→ THE EXERCISE:
Find how many lines of the listing below include the word "this", then report the number by itself.

-------------------------

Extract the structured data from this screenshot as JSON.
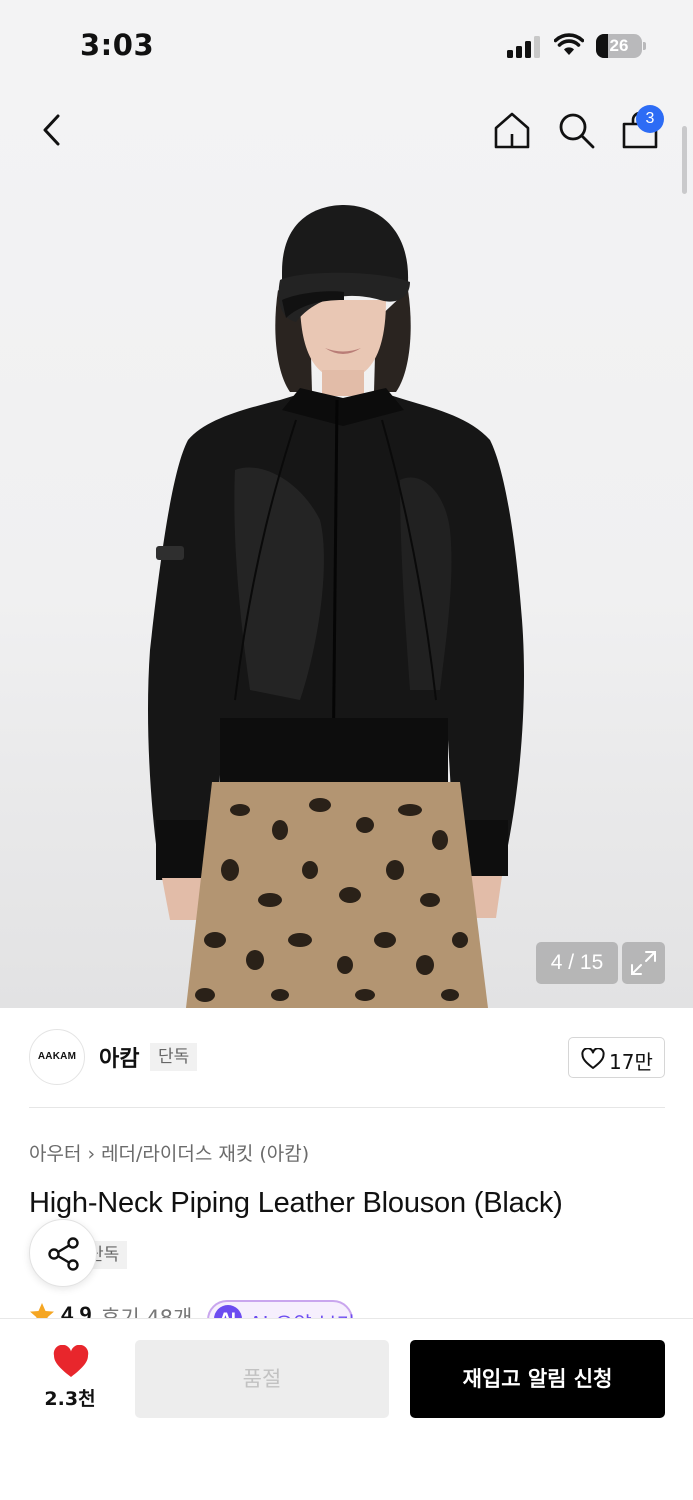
{
  "status_bar": {
    "time": "3:03",
    "battery": "26"
  },
  "nav": {
    "back_icon": "chevron-left-icon",
    "home_icon": "home-icon",
    "search_icon": "search-icon",
    "cart_icon": "shopping-bag-icon",
    "cart_badge": "3"
  },
  "gallery": {
    "counter": "4 / 15",
    "expand_icon": "expand-icon",
    "logo_text": "AAKAM"
  },
  "brand": {
    "logo_text": "AAKAM",
    "name": "아캄",
    "tag": "단독",
    "likes": "17만"
  },
  "product": {
    "category": "아우터",
    "subcategory": "레더/라이더스 재킷 (아캄)",
    "title": "High-Neck Piping Leather Blouson (Black)",
    "tag": "단독",
    "rating": "4.9",
    "reviews": "후기 48개",
    "ai_badge": "AI",
    "ai_summary": "AI 요약 보기"
  },
  "bottom_bar": {
    "like_count": "2.3천",
    "soldout_label": "품절",
    "restock_label": "재입고 알림 신청"
  },
  "colors": {
    "accent_blue": "#2d6cf5",
    "heart_red": "#e8262c",
    "ai_purple": "#6c4cf0",
    "primary_button": "#000000"
  }
}
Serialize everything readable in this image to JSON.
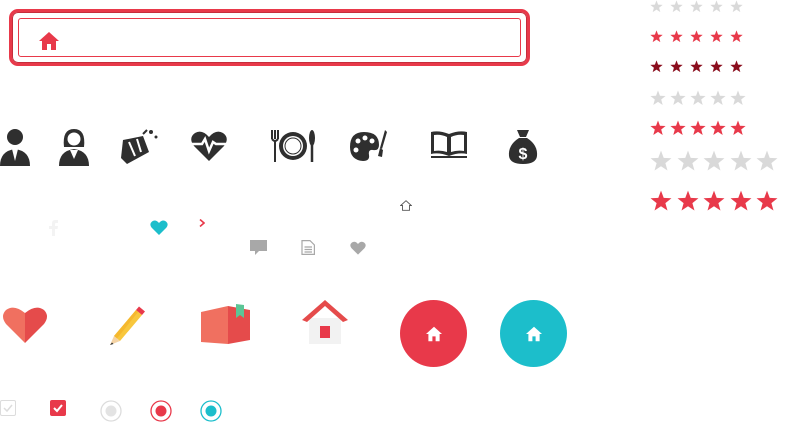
{
  "search_bar": {
    "icon": "home-icon",
    "value": ""
  },
  "people_icons": [
    "male-user-icon",
    "female-user-icon",
    "cleaning-icon",
    "heartbeat-icon",
    "dining-icon",
    "palette-icon",
    "book-icon",
    "money-bag-icon"
  ],
  "social_row": [
    "facebook-icon",
    "heart-icon",
    "chevron-right-icon",
    "home-outline-icon",
    "comment-icon",
    "document-icon",
    "heart-small-icon"
  ],
  "flat_icons": [
    "heart-flat-icon",
    "pencil-flat-icon",
    "book-flat-icon",
    "house-flat-icon"
  ],
  "buttons": [
    {
      "name": "home-button-red",
      "color": "#e8394a"
    },
    {
      "name": "home-button-teal",
      "color": "#1cbecb"
    }
  ],
  "controls": [
    {
      "name": "checkbox-unchecked",
      "checked": false
    },
    {
      "name": "checkbox-checked",
      "checked": true
    },
    {
      "name": "radio-unselected",
      "checked": false
    },
    {
      "name": "radio-selected-red",
      "checked": true
    },
    {
      "name": "radio-selected-teal",
      "checked": true
    }
  ],
  "ratings": [
    {
      "name": "rating-gray-small",
      "filled": 0,
      "max": 5,
      "color": "#d9d9d9"
    },
    {
      "name": "rating-red-small",
      "filled": 5,
      "max": 5,
      "color": "#e8394a"
    },
    {
      "name": "rating-darkred-small",
      "filled": 5,
      "max": 5,
      "color": "#8b0d1d"
    },
    {
      "name": "rating-gray-medium",
      "filled": 0,
      "max": 5,
      "color": "#d9d9d9"
    },
    {
      "name": "rating-red-medium",
      "filled": 5,
      "max": 5,
      "color": "#e8394a"
    },
    {
      "name": "rating-gray-large",
      "filled": 0,
      "max": 5,
      "color": "#d9d9d9"
    },
    {
      "name": "rating-red-large",
      "filled": 5,
      "max": 5,
      "color": "#e8394a"
    }
  ],
  "colors": {
    "accent": "#e8394a",
    "teal": "#1cbecb",
    "dark": "#2f2f2f",
    "gray": "#a8a8a8"
  }
}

-------------------------

→ FINAL RESULT:
2